Records shown:

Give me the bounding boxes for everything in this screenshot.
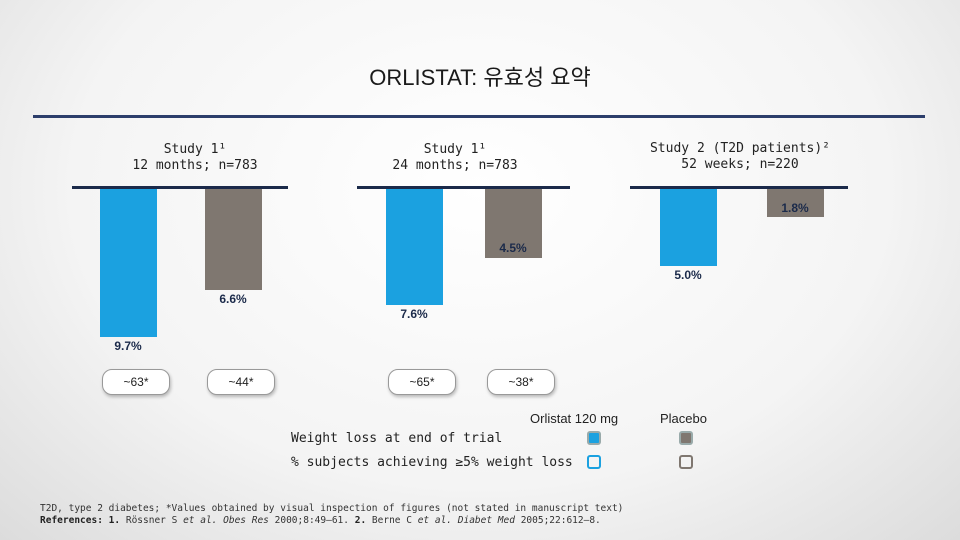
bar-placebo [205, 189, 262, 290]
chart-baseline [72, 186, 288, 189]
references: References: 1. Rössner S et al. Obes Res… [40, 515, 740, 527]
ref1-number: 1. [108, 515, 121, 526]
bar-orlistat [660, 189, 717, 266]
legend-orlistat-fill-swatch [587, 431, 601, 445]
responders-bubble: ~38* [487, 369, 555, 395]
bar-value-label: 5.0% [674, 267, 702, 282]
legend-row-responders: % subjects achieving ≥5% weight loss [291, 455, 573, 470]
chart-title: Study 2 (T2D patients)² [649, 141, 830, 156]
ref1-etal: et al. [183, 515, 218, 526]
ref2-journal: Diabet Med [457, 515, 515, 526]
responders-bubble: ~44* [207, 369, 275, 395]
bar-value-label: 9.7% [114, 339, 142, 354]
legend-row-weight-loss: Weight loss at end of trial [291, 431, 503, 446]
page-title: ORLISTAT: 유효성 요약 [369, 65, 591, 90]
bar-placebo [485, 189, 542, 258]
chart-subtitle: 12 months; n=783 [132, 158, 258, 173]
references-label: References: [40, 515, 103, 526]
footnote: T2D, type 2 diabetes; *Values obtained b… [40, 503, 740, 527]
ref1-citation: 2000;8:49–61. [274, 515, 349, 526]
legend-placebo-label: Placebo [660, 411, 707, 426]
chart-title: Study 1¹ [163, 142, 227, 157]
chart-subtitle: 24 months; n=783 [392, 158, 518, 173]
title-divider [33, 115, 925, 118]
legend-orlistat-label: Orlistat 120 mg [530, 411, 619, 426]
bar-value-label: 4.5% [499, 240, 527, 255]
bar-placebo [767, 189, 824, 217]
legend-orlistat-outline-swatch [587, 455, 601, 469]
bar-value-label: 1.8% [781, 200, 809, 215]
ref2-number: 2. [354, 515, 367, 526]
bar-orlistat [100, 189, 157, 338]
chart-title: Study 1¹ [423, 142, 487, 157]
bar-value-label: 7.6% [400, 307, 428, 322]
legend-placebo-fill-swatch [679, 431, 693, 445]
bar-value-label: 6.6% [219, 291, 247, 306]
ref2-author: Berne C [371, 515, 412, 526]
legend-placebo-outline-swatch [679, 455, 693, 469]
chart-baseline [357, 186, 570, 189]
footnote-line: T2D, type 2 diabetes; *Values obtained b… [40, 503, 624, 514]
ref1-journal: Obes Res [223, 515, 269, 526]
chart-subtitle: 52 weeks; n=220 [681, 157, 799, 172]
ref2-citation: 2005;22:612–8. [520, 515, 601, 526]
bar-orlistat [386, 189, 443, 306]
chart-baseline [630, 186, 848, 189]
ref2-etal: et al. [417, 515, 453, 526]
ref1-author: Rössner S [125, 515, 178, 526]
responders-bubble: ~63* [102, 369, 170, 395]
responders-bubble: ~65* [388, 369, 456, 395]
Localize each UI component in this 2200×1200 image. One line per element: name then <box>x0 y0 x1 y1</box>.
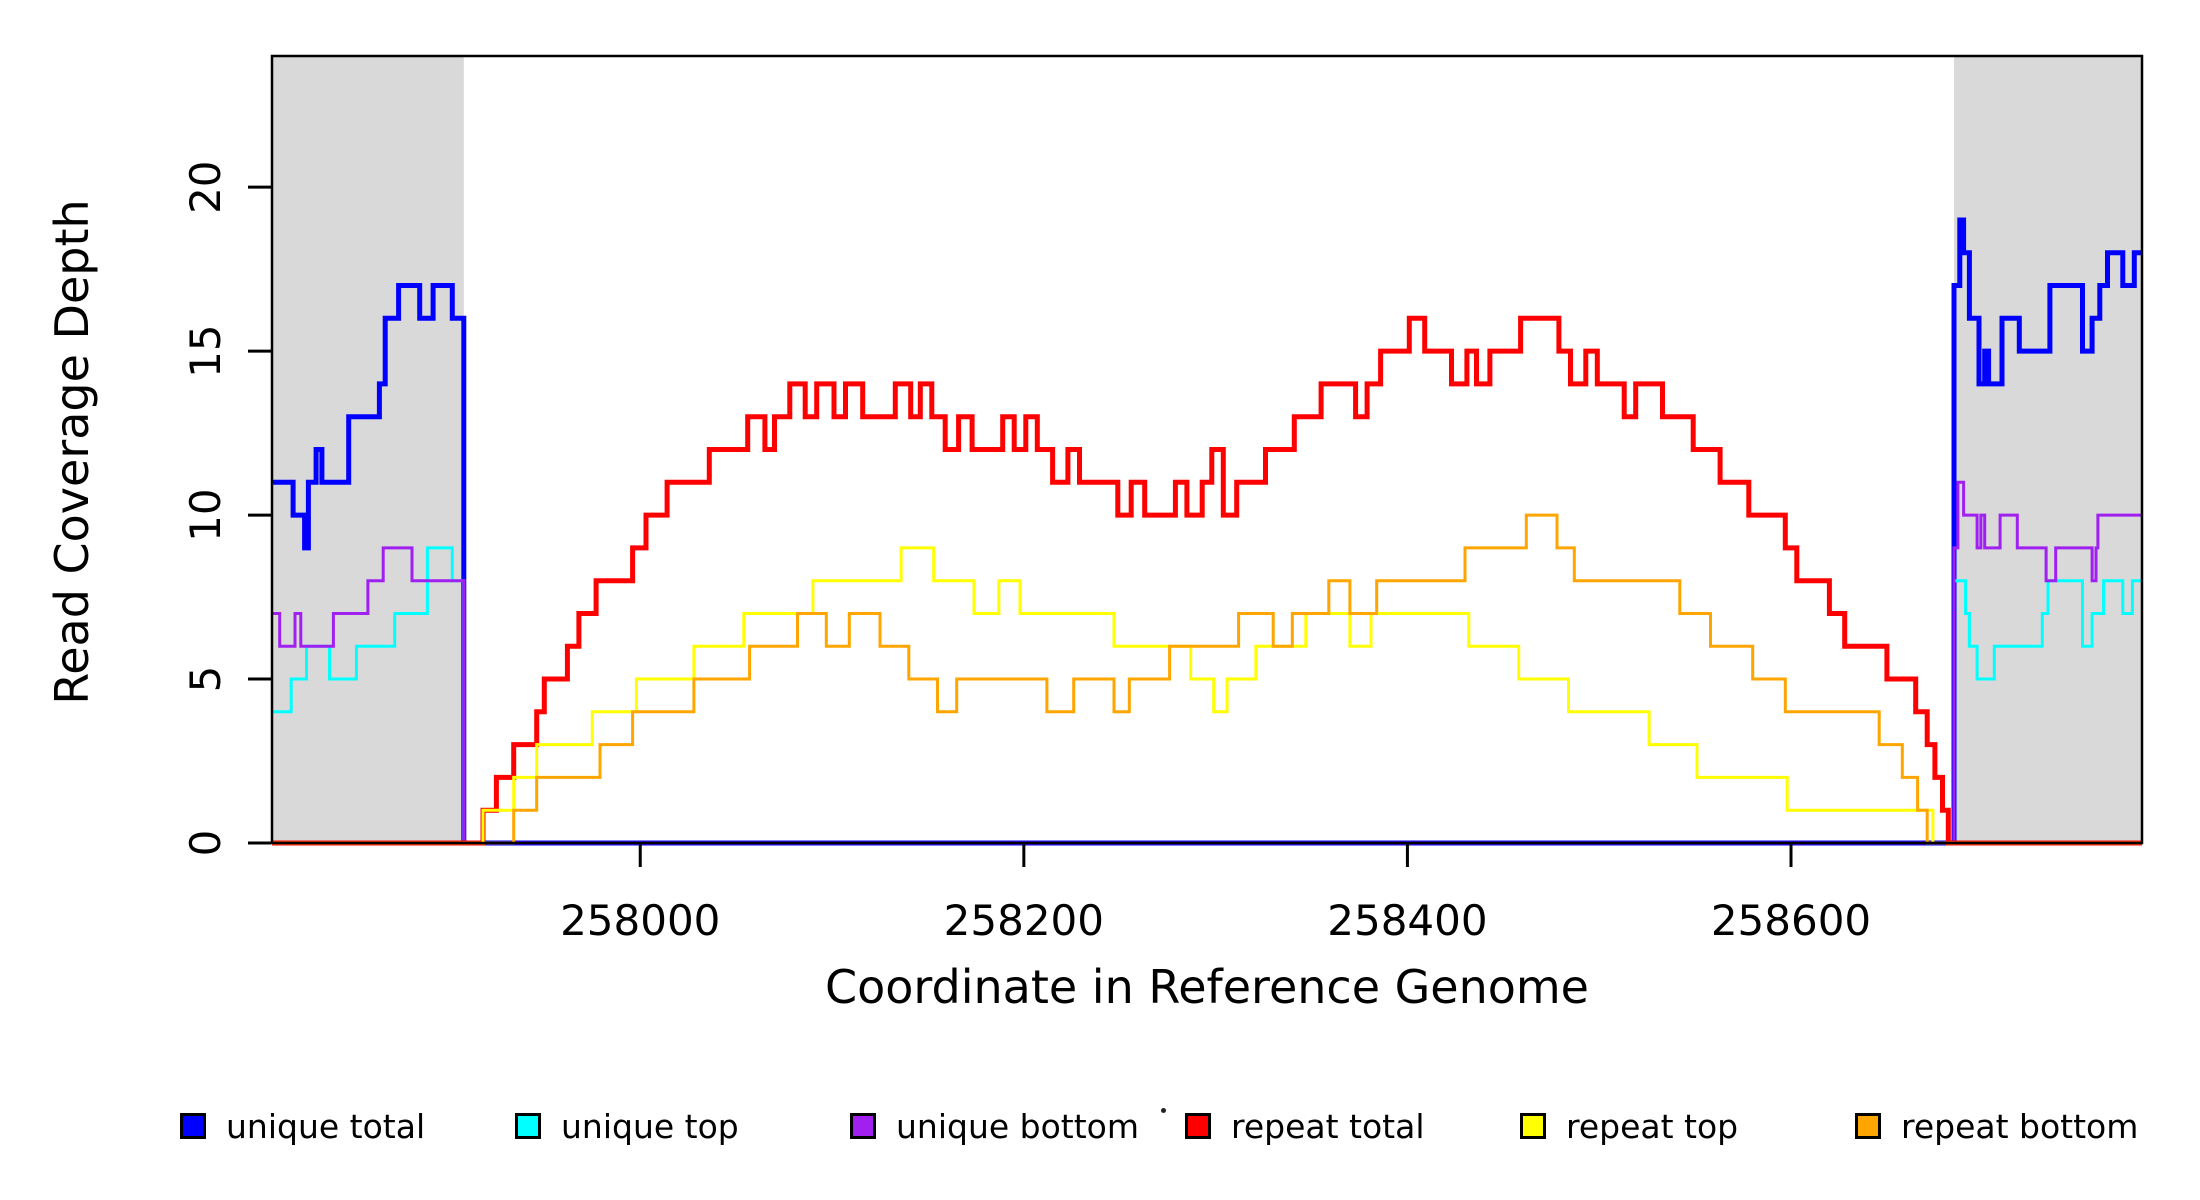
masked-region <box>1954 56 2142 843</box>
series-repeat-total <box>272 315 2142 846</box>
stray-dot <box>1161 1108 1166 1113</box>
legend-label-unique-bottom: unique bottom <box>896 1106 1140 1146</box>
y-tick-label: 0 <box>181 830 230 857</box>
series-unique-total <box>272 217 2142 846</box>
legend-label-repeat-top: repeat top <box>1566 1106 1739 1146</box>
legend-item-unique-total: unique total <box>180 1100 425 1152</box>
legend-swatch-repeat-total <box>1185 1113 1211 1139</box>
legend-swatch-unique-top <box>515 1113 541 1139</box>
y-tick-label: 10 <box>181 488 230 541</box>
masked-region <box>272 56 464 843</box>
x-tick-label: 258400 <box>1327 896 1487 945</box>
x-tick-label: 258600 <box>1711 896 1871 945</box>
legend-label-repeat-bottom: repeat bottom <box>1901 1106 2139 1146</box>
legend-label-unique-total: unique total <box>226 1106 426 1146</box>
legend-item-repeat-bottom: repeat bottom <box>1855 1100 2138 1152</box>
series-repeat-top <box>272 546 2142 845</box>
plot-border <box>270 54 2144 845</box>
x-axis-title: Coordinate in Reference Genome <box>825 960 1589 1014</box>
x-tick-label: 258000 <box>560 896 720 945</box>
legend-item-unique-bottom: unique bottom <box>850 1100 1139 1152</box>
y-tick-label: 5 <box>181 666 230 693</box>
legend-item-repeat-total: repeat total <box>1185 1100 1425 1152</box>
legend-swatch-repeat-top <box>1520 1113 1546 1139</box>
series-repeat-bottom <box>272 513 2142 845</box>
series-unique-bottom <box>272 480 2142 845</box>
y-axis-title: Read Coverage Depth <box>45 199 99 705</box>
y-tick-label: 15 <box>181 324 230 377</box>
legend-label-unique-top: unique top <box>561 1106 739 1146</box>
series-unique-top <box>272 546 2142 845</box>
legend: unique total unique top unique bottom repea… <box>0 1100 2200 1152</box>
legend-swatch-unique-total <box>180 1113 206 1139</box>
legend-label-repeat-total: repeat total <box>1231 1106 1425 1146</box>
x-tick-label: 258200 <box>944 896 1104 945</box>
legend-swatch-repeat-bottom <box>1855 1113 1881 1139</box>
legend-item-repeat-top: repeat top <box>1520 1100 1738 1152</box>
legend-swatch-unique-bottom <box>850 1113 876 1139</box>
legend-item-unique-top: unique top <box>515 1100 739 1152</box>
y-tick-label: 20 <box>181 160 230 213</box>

What you are asked to do: First drop every picture, then print the data above exactly as it stands.

Result of the task:
Give me the bounding boxes for everything in this screenshot.
bar-placebo [205, 189, 262, 290]
chart-baseline [72, 186, 288, 189]
references: References: 1. Rössner S et al. Obes Res… [40, 515, 740, 527]
ref1-number: 1. [108, 515, 121, 526]
bar-orlistat [660, 189, 717, 266]
legend-orlistat-fill-swatch [587, 431, 601, 445]
responders-bubble: ~38* [487, 369, 555, 395]
bar-value-label: 5.0% [674, 267, 702, 282]
legend-row-responders: % subjects achieving ≥5% weight loss [291, 455, 573, 470]
chart-title: Study 2 (T2D patients)² [649, 141, 830, 156]
ref1-etal: et al. [183, 515, 218, 526]
ref2-journal: Diabet Med [457, 515, 515, 526]
responders-bubble: ~44* [207, 369, 275, 395]
bar-value-label: 9.7% [114, 339, 142, 354]
legend-row-weight-loss: Weight loss at end of trial [291, 431, 503, 446]
page-title: ORLISTAT: 유효성 요약 [369, 65, 591, 90]
bar-placebo [485, 189, 542, 258]
chart-subtitle: 12 months; n=783 [132, 158, 258, 173]
references-label: References: [40, 515, 103, 526]
footnote: T2D, type 2 diabetes; *Values obtained b… [40, 503, 740, 527]
ref1-citation: 2000;8:49–61. [274, 515, 349, 526]
legend-placebo-label: Placebo [660, 411, 707, 426]
chart-title: Study 1¹ [163, 142, 227, 157]
chart-subtitle: 24 months; n=783 [392, 158, 518, 173]
title-divider [33, 115, 925, 118]
legend-orlistat-label: Orlistat 120 mg [530, 411, 619, 426]
bar-value-label: 4.5% [499, 240, 527, 255]
bar-placebo [767, 189, 824, 217]
legend-orlistat-outline-swatch [587, 455, 601, 469]
bar-value-label: 1.8% [781, 200, 809, 215]
ref2-number: 2. [354, 515, 367, 526]
bar-orlistat [100, 189, 157, 338]
chart-title: Study 1¹ [423, 142, 487, 157]
bar-value-label: 7.6% [400, 307, 428, 322]
legend-placebo-fill-swatch [679, 431, 693, 445]
bar-value-label: 6.6% [219, 291, 247, 306]
ref2-author: Berne C [371, 515, 412, 526]
legend-placebo-outline-swatch [679, 455, 693, 469]
chart-baseline [357, 186, 570, 189]
footnote-line: T2D, type 2 diabetes; *Values obtained b… [40, 503, 624, 514]
ref1-journal: Obes Res [223, 515, 269, 526]
chart-subtitle: 52 weeks; n=220 [681, 157, 799, 172]
ref2-citation: 2005;22:612–8. [520, 515, 601, 526]
bar-orlistat [386, 189, 443, 306]
chart-baseline [630, 186, 848, 189]
ref2-etal: et al. [417, 515, 453, 526]
ref1-author: Rössner S [125, 515, 178, 526]
responders-bubble: ~63* [102, 369, 170, 395]
responders-bubble: ~65* [388, 369, 456, 395]
Localize each UI component in this 2200×1200 image. One line per element: name then <box>x0 y0 x1 y1</box>.
masked-region <box>1954 56 2142 843</box>
series-repeat-total <box>272 315 2142 846</box>
stray-dot <box>1161 1108 1166 1113</box>
legend-label-unique-bottom: unique bottom <box>896 1106 1140 1146</box>
y-tick-label: 0 <box>181 830 230 857</box>
series-unique-total <box>272 217 2142 846</box>
legend-label-repeat-top: repeat top <box>1566 1106 1739 1146</box>
legend-item-unique-total: unique total <box>180 1100 425 1152</box>
legend-swatch-repeat-total <box>1185 1113 1211 1139</box>
legend-swatch-unique-top <box>515 1113 541 1139</box>
y-tick-label: 10 <box>181 488 230 541</box>
masked-region <box>272 56 464 843</box>
x-tick-label: 258400 <box>1327 896 1487 945</box>
x-tick-label: 258600 <box>1711 896 1871 945</box>
legend-label-repeat-bottom: repeat bottom <box>1901 1106 2139 1146</box>
legend-label-unique-total: unique total <box>226 1106 426 1146</box>
legend-item-repeat-bottom: repeat bottom <box>1855 1100 2138 1152</box>
series-repeat-top <box>272 546 2142 845</box>
plot-border <box>270 54 2144 845</box>
x-axis-title: Coordinate in Reference Genome <box>825 960 1589 1014</box>
x-tick-label: 258000 <box>560 896 720 945</box>
legend-item-unique-bottom: unique bottom <box>850 1100 1139 1152</box>
y-tick-label: 5 <box>181 666 230 693</box>
legend-item-repeat-total: repeat total <box>1185 1100 1425 1152</box>
legend-swatch-repeat-top <box>1520 1113 1546 1139</box>
series-repeat-bottom <box>272 513 2142 845</box>
series-unique-bottom <box>272 480 2142 845</box>
y-axis-title: Read Coverage Depth <box>45 199 99 705</box>
y-tick-label: 15 <box>181 324 230 377</box>
legend-label-unique-top: unique top <box>561 1106 739 1146</box>
series-unique-top <box>272 546 2142 845</box>
legend: unique total unique top unique bottom repea… <box>0 1100 2200 1152</box>
legend-swatch-unique-total <box>180 1113 206 1139</box>
legend-label-repeat-total: repeat total <box>1231 1106 1425 1146</box>
x-tick-label: 258200 <box>944 896 1104 945</box>
legend-swatch-repeat-bottom <box>1855 1113 1881 1139</box>
legend-item-repeat-top: repeat top <box>1520 1100 1738 1152</box>
legend-swatch-unique-bottom <box>850 1113 876 1139</box>
legend-item-unique-top: unique top <box>515 1100 739 1152</box>
y-tick-label: 20 <box>181 160 230 213</box>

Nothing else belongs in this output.